RAW DATA:
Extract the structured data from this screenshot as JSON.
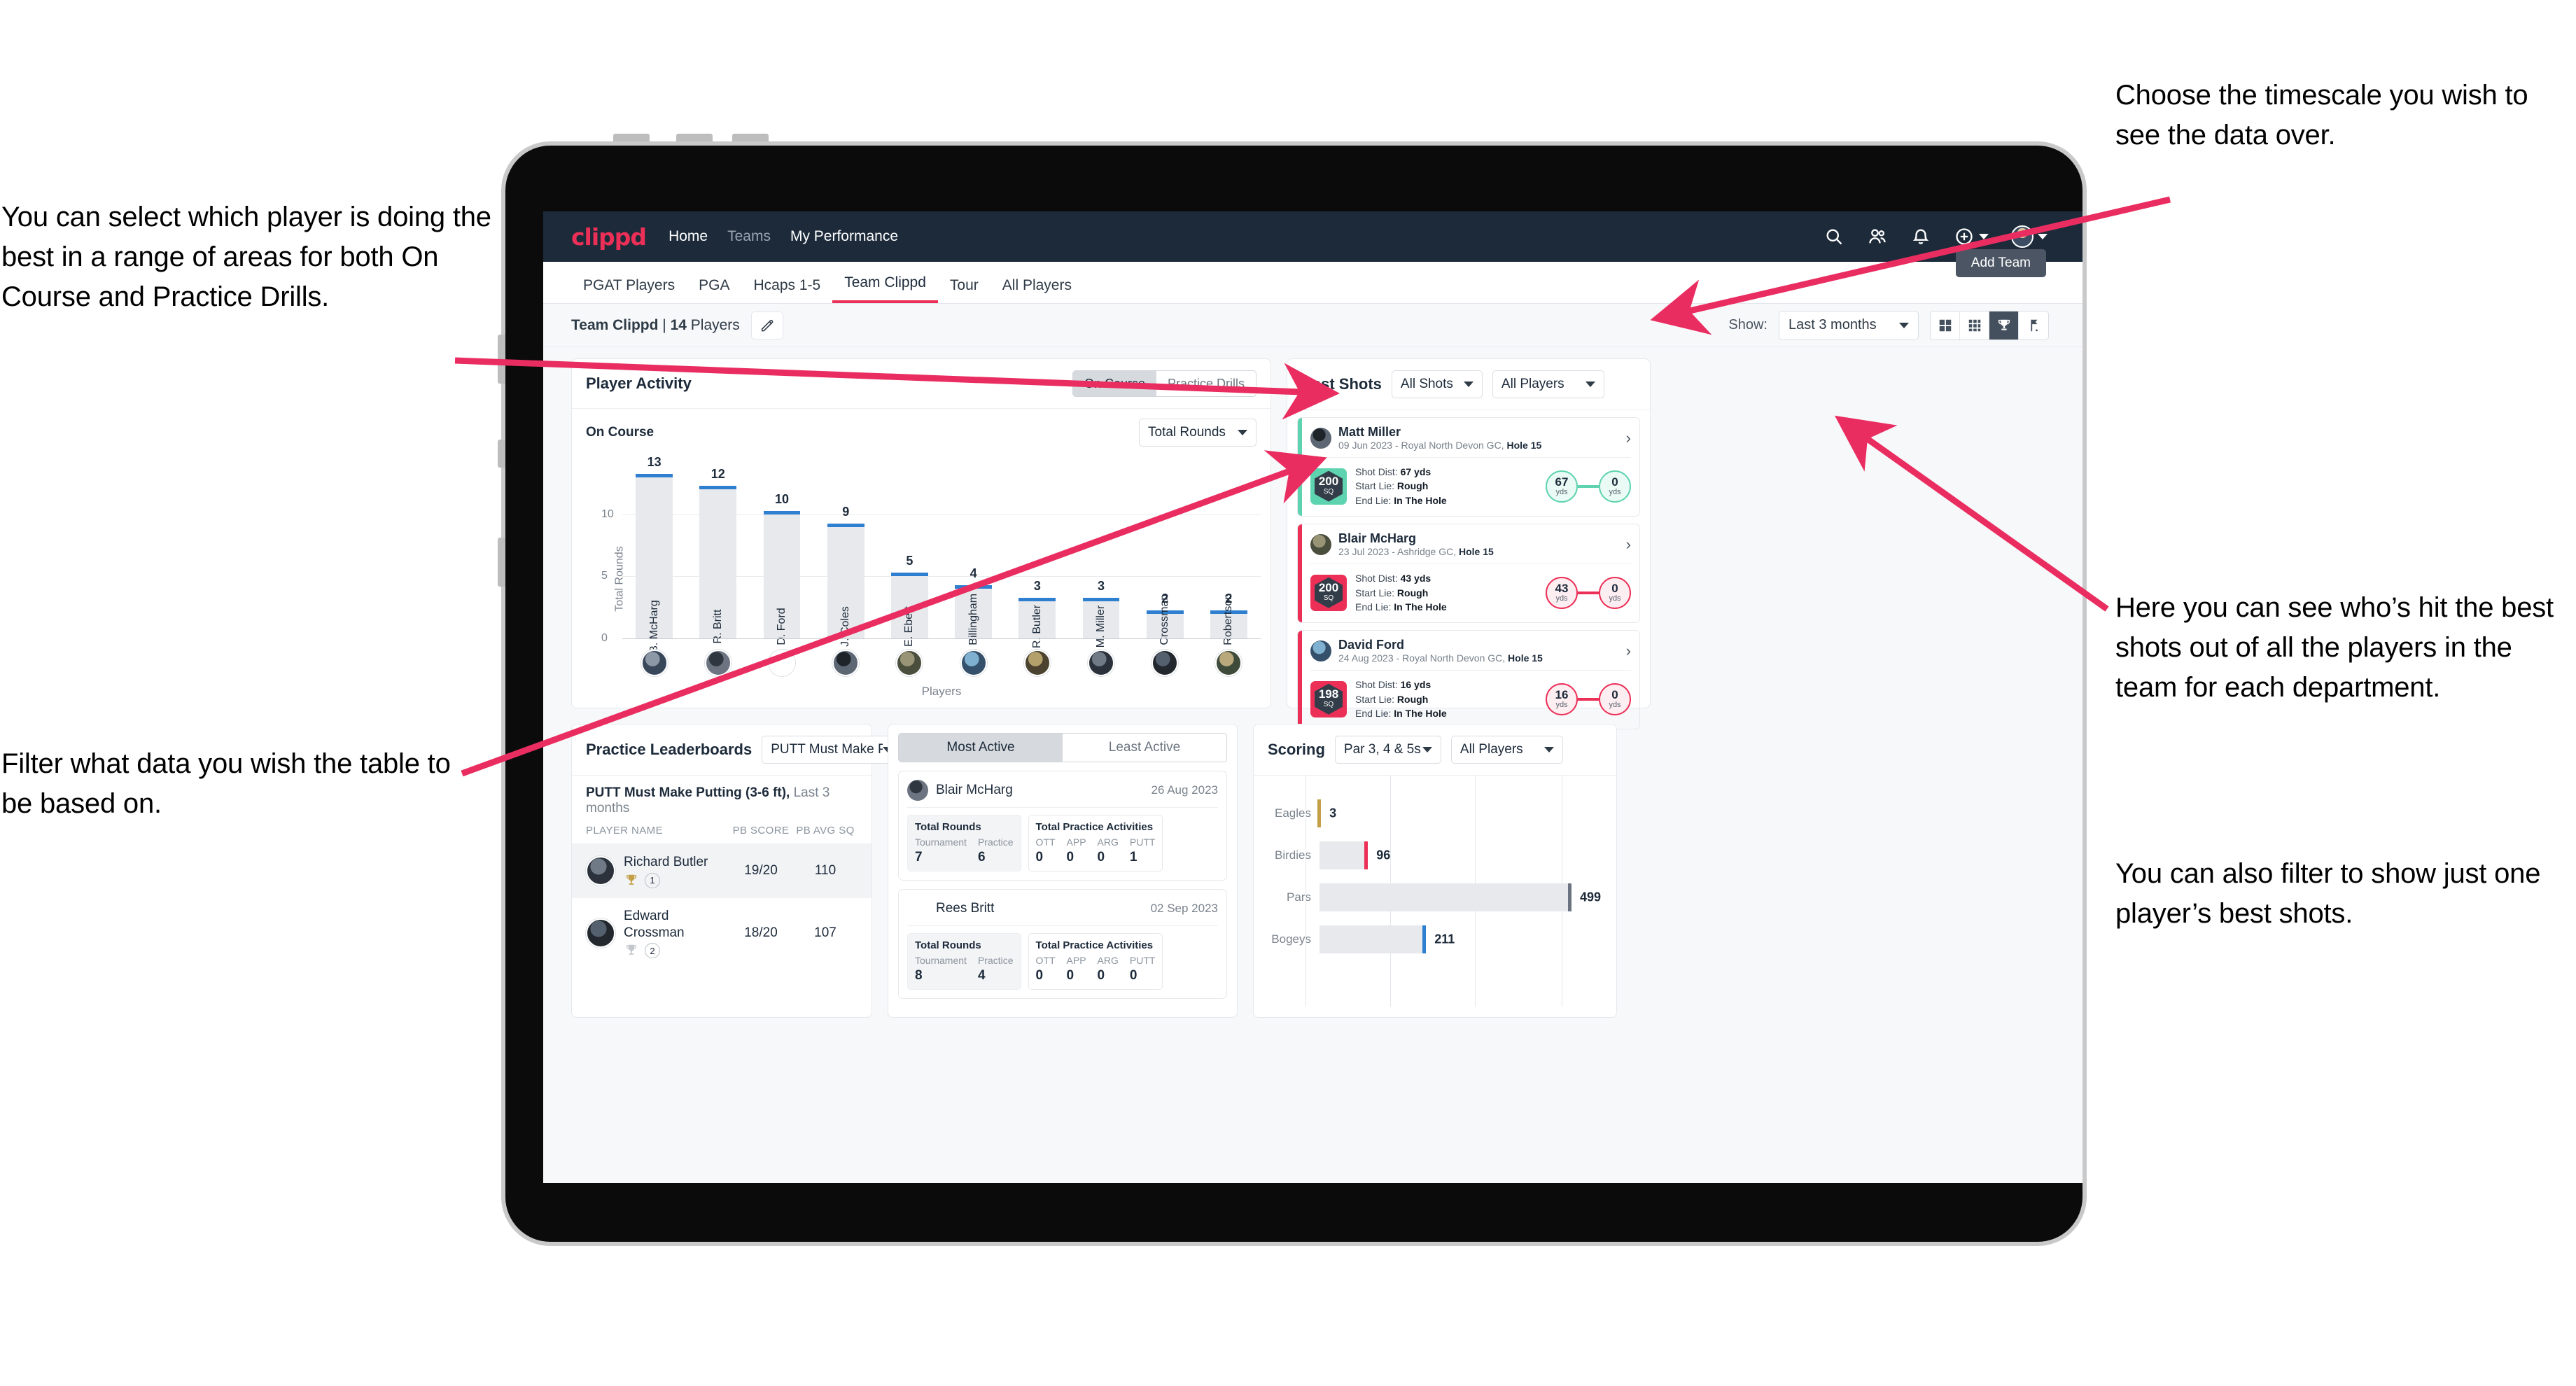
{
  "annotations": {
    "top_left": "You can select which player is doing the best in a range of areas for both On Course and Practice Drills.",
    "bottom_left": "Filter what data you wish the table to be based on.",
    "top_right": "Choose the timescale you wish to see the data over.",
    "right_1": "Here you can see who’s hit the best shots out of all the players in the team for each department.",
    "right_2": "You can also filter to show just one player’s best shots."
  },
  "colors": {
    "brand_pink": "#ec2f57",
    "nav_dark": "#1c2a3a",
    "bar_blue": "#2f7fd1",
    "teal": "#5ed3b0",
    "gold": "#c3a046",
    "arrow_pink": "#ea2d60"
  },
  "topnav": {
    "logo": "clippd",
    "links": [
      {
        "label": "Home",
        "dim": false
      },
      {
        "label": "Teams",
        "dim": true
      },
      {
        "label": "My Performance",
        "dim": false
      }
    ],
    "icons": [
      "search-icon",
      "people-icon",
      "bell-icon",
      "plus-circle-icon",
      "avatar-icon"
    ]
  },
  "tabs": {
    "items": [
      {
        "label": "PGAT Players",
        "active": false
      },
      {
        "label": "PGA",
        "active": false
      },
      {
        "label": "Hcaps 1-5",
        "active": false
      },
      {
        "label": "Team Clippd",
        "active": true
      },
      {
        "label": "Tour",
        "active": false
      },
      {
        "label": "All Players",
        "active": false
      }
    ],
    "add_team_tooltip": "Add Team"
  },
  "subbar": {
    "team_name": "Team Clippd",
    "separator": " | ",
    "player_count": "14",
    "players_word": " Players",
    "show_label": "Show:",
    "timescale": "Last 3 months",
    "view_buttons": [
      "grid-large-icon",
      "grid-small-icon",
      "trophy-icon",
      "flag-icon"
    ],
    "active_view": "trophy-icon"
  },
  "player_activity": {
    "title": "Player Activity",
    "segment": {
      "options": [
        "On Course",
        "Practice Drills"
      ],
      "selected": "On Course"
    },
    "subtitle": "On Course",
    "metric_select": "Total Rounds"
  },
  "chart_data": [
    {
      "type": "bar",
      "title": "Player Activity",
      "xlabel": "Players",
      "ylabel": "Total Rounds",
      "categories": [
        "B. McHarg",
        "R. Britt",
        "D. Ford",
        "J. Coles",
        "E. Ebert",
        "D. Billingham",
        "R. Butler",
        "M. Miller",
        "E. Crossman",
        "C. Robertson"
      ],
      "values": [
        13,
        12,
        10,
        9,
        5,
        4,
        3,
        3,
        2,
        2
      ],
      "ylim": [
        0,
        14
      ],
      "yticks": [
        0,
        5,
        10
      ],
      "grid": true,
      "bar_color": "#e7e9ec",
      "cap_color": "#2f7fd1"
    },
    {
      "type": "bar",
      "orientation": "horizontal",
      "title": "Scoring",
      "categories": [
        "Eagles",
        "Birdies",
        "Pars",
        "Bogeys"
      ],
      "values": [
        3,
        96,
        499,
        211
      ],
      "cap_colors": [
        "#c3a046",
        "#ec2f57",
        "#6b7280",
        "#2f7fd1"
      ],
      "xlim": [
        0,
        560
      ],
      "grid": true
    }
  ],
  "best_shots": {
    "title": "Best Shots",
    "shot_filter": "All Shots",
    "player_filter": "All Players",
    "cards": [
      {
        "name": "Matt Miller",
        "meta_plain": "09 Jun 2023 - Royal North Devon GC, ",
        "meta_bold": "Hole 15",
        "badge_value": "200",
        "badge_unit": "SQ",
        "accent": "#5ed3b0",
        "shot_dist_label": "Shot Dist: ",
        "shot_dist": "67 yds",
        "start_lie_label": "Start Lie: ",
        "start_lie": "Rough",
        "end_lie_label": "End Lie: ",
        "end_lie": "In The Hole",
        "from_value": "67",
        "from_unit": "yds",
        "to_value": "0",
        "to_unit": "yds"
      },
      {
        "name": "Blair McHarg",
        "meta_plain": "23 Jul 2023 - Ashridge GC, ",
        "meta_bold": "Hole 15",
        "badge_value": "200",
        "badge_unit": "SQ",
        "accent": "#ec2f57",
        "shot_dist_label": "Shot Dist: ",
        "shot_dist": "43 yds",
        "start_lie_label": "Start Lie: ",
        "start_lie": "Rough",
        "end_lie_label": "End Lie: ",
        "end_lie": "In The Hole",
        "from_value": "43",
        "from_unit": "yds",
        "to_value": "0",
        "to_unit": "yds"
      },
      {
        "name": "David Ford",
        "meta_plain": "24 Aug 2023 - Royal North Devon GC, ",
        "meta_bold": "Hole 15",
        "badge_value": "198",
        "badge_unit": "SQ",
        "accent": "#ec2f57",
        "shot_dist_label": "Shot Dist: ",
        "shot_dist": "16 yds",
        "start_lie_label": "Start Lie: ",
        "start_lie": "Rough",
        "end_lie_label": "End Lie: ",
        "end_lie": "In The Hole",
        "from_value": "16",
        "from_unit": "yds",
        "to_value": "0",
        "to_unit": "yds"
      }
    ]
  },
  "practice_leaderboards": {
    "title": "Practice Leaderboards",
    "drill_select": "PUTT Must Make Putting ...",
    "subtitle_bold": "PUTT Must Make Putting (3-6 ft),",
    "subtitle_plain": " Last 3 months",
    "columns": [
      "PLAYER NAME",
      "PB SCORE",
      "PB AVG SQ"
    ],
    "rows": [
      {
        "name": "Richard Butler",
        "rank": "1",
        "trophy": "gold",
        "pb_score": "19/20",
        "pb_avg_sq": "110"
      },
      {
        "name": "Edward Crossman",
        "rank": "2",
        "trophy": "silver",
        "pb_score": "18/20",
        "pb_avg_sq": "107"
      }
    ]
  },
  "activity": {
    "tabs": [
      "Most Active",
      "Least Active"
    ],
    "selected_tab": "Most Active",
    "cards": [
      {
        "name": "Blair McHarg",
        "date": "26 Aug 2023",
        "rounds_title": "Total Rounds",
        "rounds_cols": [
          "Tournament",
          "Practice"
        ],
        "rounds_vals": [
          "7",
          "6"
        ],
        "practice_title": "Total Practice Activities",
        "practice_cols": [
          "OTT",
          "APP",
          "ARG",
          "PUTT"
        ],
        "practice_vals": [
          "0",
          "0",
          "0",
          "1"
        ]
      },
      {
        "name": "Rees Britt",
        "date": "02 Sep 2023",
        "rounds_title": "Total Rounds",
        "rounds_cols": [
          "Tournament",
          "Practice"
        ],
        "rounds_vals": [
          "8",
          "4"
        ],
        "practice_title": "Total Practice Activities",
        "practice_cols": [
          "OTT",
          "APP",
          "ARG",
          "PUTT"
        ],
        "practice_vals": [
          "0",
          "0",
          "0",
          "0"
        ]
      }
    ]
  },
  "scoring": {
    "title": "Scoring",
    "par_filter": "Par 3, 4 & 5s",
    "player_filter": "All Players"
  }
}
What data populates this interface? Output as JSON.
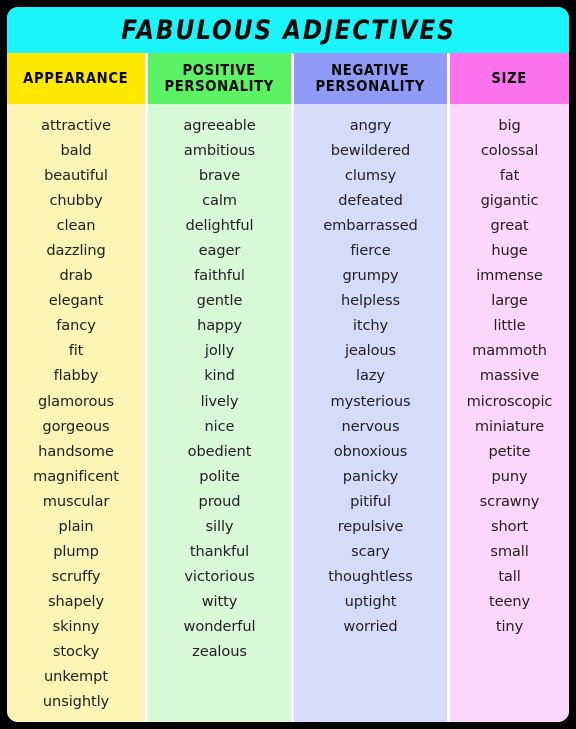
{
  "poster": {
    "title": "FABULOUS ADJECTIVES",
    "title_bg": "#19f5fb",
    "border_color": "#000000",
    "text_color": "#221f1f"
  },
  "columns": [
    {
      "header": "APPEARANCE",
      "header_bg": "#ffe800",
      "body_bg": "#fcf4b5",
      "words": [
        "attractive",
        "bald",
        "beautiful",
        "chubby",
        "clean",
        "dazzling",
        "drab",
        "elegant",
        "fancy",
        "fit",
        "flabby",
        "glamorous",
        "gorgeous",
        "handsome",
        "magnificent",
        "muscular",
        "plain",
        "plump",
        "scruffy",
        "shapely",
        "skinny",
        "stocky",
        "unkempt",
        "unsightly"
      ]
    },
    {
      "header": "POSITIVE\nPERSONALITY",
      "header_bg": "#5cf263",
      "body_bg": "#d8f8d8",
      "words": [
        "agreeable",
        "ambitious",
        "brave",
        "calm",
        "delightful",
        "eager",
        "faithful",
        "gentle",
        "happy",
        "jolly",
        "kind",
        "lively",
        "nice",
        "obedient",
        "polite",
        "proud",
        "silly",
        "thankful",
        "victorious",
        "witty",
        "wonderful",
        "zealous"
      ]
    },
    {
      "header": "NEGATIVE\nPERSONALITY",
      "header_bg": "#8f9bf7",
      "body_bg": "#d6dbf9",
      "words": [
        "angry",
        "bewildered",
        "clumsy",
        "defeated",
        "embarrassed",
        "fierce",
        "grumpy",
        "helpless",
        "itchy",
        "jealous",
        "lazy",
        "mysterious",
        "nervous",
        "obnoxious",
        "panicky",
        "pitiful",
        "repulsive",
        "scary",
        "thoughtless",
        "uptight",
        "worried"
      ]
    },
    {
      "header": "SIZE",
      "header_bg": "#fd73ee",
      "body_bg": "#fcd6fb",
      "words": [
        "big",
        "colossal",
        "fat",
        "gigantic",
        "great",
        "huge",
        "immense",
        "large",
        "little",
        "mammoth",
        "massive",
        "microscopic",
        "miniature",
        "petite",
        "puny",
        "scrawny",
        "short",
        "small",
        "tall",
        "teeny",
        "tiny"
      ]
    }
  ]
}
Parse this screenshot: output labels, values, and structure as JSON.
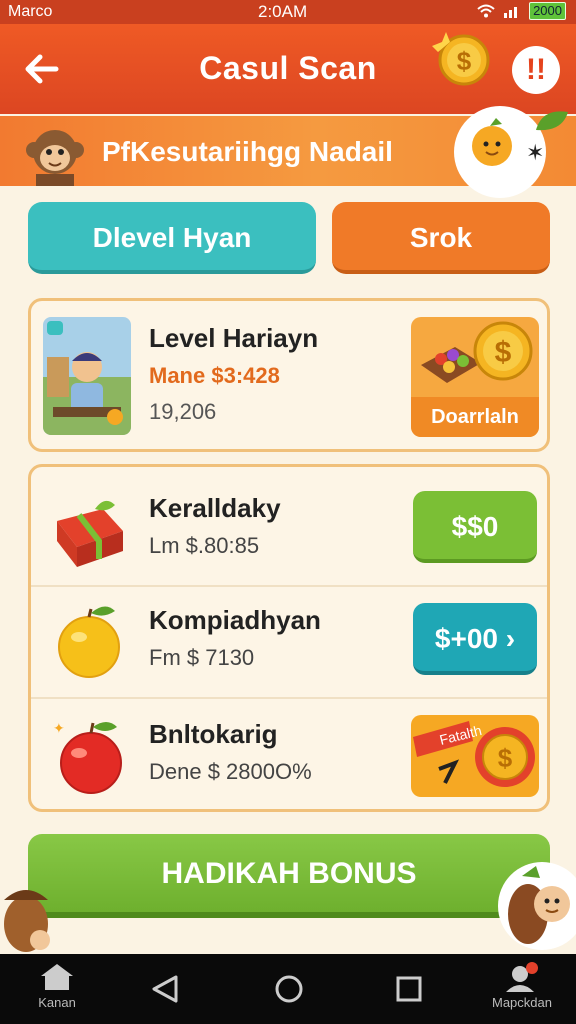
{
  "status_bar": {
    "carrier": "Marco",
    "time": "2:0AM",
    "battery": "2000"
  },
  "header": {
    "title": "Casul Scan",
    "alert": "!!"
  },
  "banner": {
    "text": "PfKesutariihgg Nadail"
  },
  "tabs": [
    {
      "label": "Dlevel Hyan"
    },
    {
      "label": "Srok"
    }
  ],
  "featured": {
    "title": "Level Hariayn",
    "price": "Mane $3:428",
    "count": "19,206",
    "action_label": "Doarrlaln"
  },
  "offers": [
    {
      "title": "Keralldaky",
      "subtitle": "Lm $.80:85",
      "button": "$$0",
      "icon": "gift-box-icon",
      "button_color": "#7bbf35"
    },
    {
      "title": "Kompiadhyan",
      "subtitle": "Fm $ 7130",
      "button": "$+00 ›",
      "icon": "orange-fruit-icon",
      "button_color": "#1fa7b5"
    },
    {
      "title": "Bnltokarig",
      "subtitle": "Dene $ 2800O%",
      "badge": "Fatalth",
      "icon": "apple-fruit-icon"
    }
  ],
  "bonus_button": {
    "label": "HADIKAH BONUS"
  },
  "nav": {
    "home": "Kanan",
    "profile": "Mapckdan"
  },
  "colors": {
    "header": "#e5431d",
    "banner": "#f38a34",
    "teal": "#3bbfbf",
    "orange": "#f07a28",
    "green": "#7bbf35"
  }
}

EXERCISE BRIEF: Pull out all lines containing "this".

RESPONSE TO THE EXERCISE:
Extract the structured data from this screenshot as JSON.
What data populates this interface? Output as JSON.
Parse this screenshot: output labels, values, and structure as JSON.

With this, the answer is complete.